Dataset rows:
.....

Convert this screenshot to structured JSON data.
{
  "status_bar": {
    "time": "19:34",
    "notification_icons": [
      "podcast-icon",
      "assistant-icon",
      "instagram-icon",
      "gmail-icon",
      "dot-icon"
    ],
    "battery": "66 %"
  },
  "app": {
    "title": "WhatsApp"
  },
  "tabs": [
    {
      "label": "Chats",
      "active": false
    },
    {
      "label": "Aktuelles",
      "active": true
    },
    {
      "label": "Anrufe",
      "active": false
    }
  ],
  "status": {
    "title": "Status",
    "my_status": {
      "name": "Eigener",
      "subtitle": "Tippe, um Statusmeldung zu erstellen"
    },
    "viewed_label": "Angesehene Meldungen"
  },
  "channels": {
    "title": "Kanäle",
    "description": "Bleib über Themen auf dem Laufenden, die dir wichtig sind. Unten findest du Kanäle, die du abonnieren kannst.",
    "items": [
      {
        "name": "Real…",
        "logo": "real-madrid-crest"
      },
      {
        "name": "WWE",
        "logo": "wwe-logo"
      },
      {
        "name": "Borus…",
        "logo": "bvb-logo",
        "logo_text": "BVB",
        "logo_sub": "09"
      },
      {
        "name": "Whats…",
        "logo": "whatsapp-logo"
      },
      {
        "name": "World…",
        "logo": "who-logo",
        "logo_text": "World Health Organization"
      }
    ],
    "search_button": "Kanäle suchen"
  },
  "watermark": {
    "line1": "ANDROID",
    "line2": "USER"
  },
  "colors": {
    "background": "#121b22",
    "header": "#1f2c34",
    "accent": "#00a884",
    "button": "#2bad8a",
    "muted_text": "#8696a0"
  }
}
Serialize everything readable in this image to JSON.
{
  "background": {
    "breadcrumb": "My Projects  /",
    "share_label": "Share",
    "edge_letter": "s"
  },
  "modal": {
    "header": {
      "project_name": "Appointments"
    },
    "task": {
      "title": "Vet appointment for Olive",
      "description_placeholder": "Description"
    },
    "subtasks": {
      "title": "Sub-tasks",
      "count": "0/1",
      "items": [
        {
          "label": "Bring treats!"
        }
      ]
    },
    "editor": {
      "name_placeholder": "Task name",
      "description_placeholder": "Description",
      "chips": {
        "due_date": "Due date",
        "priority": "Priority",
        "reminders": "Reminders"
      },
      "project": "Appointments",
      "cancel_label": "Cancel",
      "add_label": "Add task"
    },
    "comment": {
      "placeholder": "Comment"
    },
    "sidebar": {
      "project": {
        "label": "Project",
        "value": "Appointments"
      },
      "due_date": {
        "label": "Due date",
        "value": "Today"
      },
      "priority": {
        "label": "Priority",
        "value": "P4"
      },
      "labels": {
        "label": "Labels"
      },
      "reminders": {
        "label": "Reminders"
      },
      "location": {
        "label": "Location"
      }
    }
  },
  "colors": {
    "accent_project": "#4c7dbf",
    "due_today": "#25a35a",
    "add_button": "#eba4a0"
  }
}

.....

Exercise details
Take the data above and return it exactly.

In response
Convert this screenshot to structured JSON data.
{
  "status_bar": {
    "time": "19:34",
    "notification_icons": [
      "podcast-icon",
      "assistant-icon",
      "instagram-icon",
      "gmail-icon",
      "dot-icon"
    ],
    "battery": "66 %"
  },
  "app": {
    "title": "WhatsApp"
  },
  "tabs": [
    {
      "label": "Chats",
      "active": false
    },
    {
      "label": "Aktuelles",
      "active": true
    },
    {
      "label": "Anrufe",
      "active": false
    }
  ],
  "status": {
    "title": "Status",
    "my_status": {
      "name": "Eigener",
      "subtitle": "Tippe, um Statusmeldung zu erstellen"
    },
    "viewed_label": "Angesehene Meldungen"
  },
  "channels": {
    "title": "Kanäle",
    "description": "Bleib über Themen auf dem Laufenden, die dir wichtig sind. Unten findest du Kanäle, die du abonnieren kannst.",
    "items": [
      {
        "name": "Real…",
        "logo": "real-madrid-crest"
      },
      {
        "name": "WWE",
        "logo": "wwe-logo"
      },
      {
        "name": "Borus…",
        "logo": "bvb-logo",
        "logo_text": "BVB",
        "logo_sub": "09"
      },
      {
        "name": "Whats…",
        "logo": "whatsapp-logo"
      },
      {
        "name": "World…",
        "logo": "who-logo",
        "logo_text": "World Health Organization"
      }
    ],
    "search_button": "Kanäle suchen"
  },
  "watermark": {
    "line1": "ANDROID",
    "line2": "USER"
  },
  "colors": {
    "background": "#121b22",
    "header": "#1f2c34",
    "accent": "#00a884",
    "button": "#2bad8a",
    "muted_text": "#8696a0"
  }
}
Serialize everything readable in this image to JSON.
{
  "background": {
    "breadcrumb": "My Projects  /",
    "share_label": "Share",
    "edge_letter": "s"
  },
  "modal": {
    "header": {
      "project_name": "Appointments"
    },
    "task": {
      "title": "Vet appointment for Olive",
      "description_placeholder": "Description"
    },
    "subtasks": {
      "title": "Sub-tasks",
      "count": "0/1",
      "items": [
        {
          "label": "Bring treats!"
        }
      ]
    },
    "editor": {
      "name_placeholder": "Task name",
      "description_placeholder": "Description",
      "chips": {
        "due_date": "Due date",
        "priority": "Priority",
        "reminders": "Reminders"
      },
      "project": "Appointments",
      "cancel_label": "Cancel",
      "add_label": "Add task"
    },
    "comment": {
      "placeholder": "Comment"
    },
    "sidebar": {
      "project": {
        "label": "Project",
        "value": "Appointments"
      },
      "due_date": {
        "label": "Due date",
        "value": "Today"
      },
      "priority": {
        "label": "Priority",
        "value": "P4"
      },
      "labels": {
        "label": "Labels"
      },
      "reminders": {
        "label": "Reminders"
      },
      "location": {
        "label": "Location"
      }
    }
  },
  "colors": {
    "accent_project": "#4c7dbf",
    "due_today": "#25a35a",
    "add_button": "#eba4a0"
  }
}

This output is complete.